---------- Dataset content
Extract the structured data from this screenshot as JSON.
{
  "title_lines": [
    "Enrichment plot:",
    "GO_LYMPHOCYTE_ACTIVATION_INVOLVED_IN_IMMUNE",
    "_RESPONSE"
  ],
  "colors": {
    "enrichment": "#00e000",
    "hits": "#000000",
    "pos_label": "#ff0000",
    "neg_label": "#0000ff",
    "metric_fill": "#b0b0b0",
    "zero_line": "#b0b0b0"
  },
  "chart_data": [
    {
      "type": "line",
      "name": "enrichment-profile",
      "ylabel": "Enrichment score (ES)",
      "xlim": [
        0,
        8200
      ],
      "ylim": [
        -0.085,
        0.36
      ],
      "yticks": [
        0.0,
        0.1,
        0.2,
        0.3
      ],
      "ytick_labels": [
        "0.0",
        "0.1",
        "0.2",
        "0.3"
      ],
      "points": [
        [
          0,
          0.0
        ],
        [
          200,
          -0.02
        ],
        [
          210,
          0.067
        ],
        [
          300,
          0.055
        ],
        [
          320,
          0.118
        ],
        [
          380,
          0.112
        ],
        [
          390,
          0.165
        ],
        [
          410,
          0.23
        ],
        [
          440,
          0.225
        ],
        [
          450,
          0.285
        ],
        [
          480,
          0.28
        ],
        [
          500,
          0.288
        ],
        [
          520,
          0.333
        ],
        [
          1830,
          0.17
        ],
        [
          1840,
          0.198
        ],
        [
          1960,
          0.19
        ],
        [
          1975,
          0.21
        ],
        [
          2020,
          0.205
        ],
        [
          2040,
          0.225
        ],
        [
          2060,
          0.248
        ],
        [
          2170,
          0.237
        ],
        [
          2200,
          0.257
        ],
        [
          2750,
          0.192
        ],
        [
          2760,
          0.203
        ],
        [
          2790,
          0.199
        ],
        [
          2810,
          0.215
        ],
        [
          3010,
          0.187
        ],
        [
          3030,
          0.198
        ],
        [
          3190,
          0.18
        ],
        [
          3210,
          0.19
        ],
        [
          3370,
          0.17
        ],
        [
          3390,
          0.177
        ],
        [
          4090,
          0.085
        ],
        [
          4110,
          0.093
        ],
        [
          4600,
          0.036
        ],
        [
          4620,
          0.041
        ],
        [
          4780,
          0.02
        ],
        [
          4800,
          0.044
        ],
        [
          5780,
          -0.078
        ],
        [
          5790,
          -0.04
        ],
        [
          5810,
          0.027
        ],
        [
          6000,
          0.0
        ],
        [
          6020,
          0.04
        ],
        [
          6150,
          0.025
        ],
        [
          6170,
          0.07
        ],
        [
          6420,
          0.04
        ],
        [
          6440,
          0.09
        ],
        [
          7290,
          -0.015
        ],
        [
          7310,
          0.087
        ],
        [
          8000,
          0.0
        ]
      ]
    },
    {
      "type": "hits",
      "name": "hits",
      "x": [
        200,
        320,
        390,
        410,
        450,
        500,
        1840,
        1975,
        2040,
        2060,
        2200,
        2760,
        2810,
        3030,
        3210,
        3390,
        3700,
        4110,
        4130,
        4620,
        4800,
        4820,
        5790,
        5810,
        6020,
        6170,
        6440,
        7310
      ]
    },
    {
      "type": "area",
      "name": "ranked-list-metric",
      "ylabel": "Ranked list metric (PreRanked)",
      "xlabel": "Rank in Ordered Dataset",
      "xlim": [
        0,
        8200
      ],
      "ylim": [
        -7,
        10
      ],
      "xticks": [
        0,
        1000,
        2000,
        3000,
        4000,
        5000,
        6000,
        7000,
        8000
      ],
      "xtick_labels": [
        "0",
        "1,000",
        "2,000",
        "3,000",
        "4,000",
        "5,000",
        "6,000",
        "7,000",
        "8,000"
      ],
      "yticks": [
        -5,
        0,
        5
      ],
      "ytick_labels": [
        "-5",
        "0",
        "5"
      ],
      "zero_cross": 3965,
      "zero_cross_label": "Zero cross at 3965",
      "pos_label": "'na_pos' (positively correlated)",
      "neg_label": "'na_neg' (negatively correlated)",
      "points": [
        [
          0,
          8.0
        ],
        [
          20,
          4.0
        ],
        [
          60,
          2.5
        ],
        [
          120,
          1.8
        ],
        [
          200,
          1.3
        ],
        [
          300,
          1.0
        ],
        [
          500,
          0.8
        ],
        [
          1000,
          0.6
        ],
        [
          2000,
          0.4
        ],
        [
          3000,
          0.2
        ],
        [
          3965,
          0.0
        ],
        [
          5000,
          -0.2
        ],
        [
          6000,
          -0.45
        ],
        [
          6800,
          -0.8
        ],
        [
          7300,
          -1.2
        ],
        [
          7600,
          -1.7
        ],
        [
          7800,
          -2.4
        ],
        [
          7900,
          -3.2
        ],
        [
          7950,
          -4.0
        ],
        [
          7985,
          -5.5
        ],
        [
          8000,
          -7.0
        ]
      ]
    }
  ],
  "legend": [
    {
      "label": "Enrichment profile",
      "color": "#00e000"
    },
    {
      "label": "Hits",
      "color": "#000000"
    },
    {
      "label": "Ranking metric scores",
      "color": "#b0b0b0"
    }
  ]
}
--------------------
Check each line of the records for "ylabel" and copy the ones that contain it.

■ Task solution ■
      "ylabel": "Enrichment score (ES)",
      "ylabel": "Ranked list metric (PreRanked)",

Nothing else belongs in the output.